*Task objective:* Would you write out the entries below, every one of them, exactly?

*Given information:*
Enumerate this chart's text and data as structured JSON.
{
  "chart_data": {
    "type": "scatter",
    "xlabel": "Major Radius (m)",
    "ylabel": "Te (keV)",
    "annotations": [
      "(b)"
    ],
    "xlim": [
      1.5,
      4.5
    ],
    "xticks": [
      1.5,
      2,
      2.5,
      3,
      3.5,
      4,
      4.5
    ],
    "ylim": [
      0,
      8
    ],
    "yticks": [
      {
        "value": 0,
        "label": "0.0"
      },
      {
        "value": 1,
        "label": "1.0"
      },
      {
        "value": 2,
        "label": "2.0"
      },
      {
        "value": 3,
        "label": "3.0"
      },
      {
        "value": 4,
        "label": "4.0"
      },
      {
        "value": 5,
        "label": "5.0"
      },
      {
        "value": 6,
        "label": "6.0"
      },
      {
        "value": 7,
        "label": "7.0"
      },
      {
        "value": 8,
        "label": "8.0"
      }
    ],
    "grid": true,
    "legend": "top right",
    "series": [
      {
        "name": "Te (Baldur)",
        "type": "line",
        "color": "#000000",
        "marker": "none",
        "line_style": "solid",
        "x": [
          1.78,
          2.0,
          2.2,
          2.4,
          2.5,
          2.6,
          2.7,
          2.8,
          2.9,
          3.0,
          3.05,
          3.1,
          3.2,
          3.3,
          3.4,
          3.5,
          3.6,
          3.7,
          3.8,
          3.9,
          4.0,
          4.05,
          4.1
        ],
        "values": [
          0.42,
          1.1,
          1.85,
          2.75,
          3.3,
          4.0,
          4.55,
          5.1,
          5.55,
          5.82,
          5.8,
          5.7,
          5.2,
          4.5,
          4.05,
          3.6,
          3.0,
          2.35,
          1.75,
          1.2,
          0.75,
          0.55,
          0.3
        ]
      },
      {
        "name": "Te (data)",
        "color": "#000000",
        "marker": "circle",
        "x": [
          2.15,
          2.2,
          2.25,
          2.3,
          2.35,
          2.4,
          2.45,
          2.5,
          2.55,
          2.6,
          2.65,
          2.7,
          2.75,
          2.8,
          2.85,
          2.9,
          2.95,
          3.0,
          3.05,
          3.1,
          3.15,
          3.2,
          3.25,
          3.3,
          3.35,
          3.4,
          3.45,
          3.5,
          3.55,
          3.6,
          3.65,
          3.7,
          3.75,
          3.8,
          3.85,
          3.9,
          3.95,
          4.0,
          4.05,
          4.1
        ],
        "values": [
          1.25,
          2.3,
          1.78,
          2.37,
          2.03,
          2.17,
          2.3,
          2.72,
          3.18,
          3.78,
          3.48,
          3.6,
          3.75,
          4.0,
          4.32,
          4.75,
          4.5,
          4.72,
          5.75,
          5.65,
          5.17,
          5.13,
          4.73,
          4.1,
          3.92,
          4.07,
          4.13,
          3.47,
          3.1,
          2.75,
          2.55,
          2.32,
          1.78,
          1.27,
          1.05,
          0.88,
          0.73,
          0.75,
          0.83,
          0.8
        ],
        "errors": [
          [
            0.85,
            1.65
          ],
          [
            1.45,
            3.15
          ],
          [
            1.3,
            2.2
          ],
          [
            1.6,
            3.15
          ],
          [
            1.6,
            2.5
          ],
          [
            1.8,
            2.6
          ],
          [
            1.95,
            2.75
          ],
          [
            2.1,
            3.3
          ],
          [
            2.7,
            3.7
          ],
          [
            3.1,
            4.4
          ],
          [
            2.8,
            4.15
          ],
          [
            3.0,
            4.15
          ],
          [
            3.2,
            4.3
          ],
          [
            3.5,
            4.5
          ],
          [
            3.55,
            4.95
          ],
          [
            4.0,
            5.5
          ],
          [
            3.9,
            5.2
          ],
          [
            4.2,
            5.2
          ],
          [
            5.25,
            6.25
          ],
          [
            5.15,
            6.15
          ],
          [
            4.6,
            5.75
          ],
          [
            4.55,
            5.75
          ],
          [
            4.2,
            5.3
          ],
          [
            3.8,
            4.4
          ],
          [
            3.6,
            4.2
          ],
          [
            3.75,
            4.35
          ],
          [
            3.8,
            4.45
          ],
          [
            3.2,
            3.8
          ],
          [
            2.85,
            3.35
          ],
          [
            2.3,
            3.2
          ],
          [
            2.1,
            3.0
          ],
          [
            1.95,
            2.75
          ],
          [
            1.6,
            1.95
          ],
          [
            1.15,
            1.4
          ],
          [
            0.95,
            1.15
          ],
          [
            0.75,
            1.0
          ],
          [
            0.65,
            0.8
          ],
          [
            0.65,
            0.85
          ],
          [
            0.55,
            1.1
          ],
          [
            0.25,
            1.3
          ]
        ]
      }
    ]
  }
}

*Exercise answer:*
Enumerate this chart's text and data as structured JSON.
{
  "chart_data": {
    "type": "scatter",
    "xlabel": "Major Radius (m)",
    "ylabel": "Te (keV)",
    "annotations": [
      "(b)"
    ],
    "xlim": [
      1.5,
      4.5
    ],
    "xticks": [
      1.5,
      2,
      2.5,
      3,
      3.5,
      4,
      4.5
    ],
    "ylim": [
      0,
      8
    ],
    "yticks": [
      {
        "value": 0,
        "label": "0.0"
      },
      {
        "value": 1,
        "label": "1.0"
      },
      {
        "value": 2,
        "label": "2.0"
      },
      {
        "value": 3,
        "label": "3.0"
      },
      {
        "value": 4,
        "label": "4.0"
      },
      {
        "value": 5,
        "label": "5.0"
      },
      {
        "value": 6,
        "label": "6.0"
      },
      {
        "value": 7,
        "label": "7.0"
      },
      {
        "value": 8,
        "label": "8.0"
      }
    ],
    "grid": true,
    "legend": "top right",
    "series": [
      {
        "name": "Te (Baldur)",
        "type": "line",
        "color": "#000000",
        "marker": "none",
        "line_style": "solid",
        "x": [
          1.78,
          2.0,
          2.2,
          2.4,
          2.5,
          2.6,
          2.7,
          2.8,
          2.9,
          3.0,
          3.05,
          3.1,
          3.2,
          3.3,
          3.4,
          3.5,
          3.6,
          3.7,
          3.8,
          3.9,
          4.0,
          4.05,
          4.1
        ],
        "values": [
          0.42,
          1.1,
          1.85,
          2.75,
          3.3,
          4.0,
          4.55,
          5.1,
          5.55,
          5.82,
          5.8,
          5.7,
          5.2,
          4.5,
          4.05,
          3.6,
          3.0,
          2.35,
          1.75,
          1.2,
          0.75,
          0.55,
          0.3
        ]
      },
      {
        "name": "Te (data)",
        "color": "#000000",
        "marker": "circle",
        "x": [
          2.15,
          2.2,
          2.25,
          2.3,
          2.35,
          2.4,
          2.45,
          2.5,
          2.55,
          2.6,
          2.65,
          2.7,
          2.75,
          2.8,
          2.85,
          2.9,
          2.95,
          3.0,
          3.05,
          3.1,
          3.15,
          3.2,
          3.25,
          3.3,
          3.35,
          3.4,
          3.45,
          3.5,
          3.55,
          3.6,
          3.65,
          3.7,
          3.75,
          3.8,
          3.85,
          3.9,
          3.95,
          4.0,
          4.05,
          4.1
        ],
        "values": [
          1.25,
          2.3,
          1.78,
          2.37,
          2.03,
          2.17,
          2.3,
          2.72,
          3.18,
          3.78,
          3.48,
          3.6,
          3.75,
          4.0,
          4.32,
          4.75,
          4.5,
          4.72,
          5.75,
          5.65,
          5.17,
          5.13,
          4.73,
          4.1,
          3.92,
          4.07,
          4.13,
          3.47,
          3.1,
          2.75,
          2.55,
          2.32,
          1.78,
          1.27,
          1.05,
          0.88,
          0.73,
          0.75,
          0.83,
          0.8
        ],
        "errors": [
          [
            0.85,
            1.65
          ],
          [
            1.45,
            3.15
          ],
          [
            1.3,
            2.2
          ],
          [
            1.6,
            3.15
          ],
          [
            1.6,
            2.5
          ],
          [
            1.8,
            2.6
          ],
          [
            1.95,
            2.75
          ],
          [
            2.1,
            3.3
          ],
          [
            2.7,
            3.7
          ],
          [
            3.1,
            4.4
          ],
          [
            2.8,
            4.15
          ],
          [
            3.0,
            4.15
          ],
          [
            3.2,
            4.3
          ],
          [
            3.5,
            4.5
          ],
          [
            3.55,
            4.95
          ],
          [
            4.0,
            5.5
          ],
          [
            3.9,
            5.2
          ],
          [
            4.2,
            5.2
          ],
          [
            5.25,
            6.25
          ],
          [
            5.15,
            6.15
          ],
          [
            4.6,
            5.75
          ],
          [
            4.55,
            5.75
          ],
          [
            4.2,
            5.3
          ],
          [
            3.8,
            4.4
          ],
          [
            3.6,
            4.2
          ],
          [
            3.75,
            4.35
          ],
          [
            3.8,
            4.45
          ],
          [
            3.2,
            3.8
          ],
          [
            2.85,
            3.35
          ],
          [
            2.3,
            3.2
          ],
          [
            2.1,
            3.0
          ],
          [
            1.95,
            2.75
          ],
          [
            1.6,
            1.95
          ],
          [
            1.15,
            1.4
          ],
          [
            0.95,
            1.15
          ],
          [
            0.75,
            1.0
          ],
          [
            0.65,
            0.8
          ],
          [
            0.65,
            0.85
          ],
          [
            0.55,
            1.1
          ],
          [
            0.25,
            1.3
          ]
        ]
      }
    ]
  }
}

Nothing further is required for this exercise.